What the task requires:
Below are some records. How many of their lines contain the string "date"? Give the number only.

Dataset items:
################

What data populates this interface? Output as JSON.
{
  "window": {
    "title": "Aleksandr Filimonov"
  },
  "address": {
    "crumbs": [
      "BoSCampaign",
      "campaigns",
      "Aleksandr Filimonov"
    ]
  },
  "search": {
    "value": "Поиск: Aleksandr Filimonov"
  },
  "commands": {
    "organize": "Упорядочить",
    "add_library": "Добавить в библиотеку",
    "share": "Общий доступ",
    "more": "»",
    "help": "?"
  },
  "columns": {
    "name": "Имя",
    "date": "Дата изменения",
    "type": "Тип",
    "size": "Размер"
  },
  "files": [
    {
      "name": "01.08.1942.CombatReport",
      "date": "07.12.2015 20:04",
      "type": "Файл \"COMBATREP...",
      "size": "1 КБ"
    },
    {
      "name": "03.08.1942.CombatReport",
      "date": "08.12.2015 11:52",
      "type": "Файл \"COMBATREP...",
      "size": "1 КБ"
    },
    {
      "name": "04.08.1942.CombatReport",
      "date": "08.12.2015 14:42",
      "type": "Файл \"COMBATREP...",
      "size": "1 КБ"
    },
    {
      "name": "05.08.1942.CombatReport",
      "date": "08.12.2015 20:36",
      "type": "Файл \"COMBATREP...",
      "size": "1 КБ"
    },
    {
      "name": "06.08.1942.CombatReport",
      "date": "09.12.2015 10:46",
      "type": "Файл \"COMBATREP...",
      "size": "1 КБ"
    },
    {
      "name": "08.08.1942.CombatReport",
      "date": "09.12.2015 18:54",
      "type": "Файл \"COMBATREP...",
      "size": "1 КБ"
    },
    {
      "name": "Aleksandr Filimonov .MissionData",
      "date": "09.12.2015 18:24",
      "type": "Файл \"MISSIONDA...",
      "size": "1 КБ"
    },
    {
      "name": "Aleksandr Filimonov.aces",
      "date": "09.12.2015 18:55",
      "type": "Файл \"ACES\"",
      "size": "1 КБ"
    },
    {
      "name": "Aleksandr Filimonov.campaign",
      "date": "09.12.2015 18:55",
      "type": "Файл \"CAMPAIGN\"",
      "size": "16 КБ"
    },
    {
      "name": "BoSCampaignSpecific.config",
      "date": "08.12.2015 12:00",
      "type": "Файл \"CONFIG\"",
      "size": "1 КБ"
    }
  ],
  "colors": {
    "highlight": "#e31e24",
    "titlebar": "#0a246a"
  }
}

################

Result below:
11